--- Goal ---
Using the listing below, please gather every line containing the word "Generic".

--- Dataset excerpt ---
****************************************

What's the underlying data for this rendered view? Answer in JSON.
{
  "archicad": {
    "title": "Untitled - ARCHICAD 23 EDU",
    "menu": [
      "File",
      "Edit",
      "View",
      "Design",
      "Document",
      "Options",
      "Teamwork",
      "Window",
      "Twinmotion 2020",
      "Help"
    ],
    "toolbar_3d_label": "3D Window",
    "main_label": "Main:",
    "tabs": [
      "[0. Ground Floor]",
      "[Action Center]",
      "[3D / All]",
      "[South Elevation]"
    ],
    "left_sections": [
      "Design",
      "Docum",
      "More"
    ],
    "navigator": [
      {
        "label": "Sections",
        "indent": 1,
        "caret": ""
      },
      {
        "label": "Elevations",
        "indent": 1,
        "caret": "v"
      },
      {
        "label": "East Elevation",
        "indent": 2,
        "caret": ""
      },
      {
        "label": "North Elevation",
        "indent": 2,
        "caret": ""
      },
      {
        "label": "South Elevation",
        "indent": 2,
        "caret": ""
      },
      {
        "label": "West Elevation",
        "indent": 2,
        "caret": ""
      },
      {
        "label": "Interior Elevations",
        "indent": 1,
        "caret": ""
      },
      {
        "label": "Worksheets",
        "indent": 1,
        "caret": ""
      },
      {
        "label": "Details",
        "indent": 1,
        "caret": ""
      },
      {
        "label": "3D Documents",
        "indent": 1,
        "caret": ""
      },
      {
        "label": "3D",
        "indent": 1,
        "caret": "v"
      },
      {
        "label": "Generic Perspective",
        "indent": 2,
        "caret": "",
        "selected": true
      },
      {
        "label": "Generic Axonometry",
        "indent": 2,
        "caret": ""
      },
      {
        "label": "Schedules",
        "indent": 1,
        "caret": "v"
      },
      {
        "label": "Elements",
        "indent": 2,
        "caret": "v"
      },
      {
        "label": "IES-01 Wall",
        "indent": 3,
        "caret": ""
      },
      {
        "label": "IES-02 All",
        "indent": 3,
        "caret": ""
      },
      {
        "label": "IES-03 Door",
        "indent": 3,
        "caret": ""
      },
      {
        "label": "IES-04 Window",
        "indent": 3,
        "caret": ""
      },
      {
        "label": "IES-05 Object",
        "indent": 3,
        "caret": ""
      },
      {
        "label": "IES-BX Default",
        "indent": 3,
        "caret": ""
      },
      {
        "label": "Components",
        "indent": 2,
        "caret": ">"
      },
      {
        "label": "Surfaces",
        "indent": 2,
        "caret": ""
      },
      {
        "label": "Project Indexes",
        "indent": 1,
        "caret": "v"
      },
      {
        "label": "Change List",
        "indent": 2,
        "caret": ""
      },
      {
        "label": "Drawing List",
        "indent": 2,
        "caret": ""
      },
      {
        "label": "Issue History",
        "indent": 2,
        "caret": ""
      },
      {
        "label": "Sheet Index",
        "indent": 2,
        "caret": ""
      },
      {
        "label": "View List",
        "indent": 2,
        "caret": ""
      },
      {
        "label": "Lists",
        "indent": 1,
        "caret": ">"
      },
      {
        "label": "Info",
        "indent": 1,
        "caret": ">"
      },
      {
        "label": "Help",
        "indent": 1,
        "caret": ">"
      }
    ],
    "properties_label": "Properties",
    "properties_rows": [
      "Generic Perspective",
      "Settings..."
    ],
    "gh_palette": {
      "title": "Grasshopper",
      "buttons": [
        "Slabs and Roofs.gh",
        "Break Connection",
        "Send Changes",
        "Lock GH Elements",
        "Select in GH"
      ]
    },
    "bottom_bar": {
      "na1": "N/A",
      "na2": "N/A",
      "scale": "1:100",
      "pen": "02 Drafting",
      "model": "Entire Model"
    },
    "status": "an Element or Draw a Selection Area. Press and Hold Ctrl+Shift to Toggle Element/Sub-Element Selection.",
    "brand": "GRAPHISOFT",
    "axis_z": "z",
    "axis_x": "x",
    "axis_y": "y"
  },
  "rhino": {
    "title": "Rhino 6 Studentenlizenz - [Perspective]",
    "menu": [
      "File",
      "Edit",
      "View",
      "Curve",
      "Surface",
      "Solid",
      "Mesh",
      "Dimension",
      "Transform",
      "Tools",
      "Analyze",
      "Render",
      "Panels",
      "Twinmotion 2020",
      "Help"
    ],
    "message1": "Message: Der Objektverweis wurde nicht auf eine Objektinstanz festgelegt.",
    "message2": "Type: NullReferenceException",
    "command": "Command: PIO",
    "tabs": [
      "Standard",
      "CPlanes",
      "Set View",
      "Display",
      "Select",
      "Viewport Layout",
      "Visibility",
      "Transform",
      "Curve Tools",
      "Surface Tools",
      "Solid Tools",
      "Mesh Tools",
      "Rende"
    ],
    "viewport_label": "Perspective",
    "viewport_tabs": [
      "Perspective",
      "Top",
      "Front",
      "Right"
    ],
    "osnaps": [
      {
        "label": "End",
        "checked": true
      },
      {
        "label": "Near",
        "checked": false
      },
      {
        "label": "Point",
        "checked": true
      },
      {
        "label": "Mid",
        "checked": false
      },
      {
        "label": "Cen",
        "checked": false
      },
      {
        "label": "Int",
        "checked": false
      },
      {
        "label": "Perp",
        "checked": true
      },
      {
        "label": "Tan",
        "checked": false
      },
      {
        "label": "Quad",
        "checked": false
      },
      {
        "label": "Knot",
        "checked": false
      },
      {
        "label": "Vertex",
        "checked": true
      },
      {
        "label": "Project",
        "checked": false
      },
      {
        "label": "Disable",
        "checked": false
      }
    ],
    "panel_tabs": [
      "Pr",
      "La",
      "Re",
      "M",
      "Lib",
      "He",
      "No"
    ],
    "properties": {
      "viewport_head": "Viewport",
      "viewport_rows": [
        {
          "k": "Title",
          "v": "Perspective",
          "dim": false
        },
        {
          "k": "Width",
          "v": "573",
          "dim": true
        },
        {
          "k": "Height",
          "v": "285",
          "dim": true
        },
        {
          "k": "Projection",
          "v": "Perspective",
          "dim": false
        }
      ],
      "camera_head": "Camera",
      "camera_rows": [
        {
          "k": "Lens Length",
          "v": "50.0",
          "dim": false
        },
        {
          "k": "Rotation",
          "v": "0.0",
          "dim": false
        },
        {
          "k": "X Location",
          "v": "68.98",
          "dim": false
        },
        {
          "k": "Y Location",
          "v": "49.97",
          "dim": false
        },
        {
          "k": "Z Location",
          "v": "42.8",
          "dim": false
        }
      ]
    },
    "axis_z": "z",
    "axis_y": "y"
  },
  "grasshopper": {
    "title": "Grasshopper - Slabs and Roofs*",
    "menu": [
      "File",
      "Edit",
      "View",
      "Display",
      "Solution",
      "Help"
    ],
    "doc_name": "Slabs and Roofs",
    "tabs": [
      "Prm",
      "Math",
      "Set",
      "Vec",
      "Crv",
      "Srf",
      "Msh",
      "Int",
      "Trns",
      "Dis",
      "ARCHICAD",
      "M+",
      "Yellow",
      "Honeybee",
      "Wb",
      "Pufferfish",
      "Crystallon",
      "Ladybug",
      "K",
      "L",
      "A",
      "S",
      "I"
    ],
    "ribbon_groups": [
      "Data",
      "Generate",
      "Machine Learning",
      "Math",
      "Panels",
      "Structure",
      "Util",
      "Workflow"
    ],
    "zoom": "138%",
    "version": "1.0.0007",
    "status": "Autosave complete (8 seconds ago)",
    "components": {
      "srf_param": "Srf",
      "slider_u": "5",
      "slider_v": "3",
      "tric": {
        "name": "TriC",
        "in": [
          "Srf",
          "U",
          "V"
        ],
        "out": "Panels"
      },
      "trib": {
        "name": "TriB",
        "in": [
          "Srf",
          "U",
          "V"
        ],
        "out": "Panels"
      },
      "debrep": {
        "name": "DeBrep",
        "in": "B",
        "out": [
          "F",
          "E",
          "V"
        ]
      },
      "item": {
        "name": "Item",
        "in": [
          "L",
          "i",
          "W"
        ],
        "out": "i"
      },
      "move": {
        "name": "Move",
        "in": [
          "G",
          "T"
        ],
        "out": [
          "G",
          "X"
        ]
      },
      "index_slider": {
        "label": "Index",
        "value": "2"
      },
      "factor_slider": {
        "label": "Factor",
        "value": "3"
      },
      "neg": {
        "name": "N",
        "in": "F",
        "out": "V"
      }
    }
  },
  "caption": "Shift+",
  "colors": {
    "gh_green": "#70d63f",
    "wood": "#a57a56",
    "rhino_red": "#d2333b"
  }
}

****************************************

--- Output of the task ---
        "label": "Generic Perspective",
        "label": "Generic Axonometry",
      "Generic Perspective",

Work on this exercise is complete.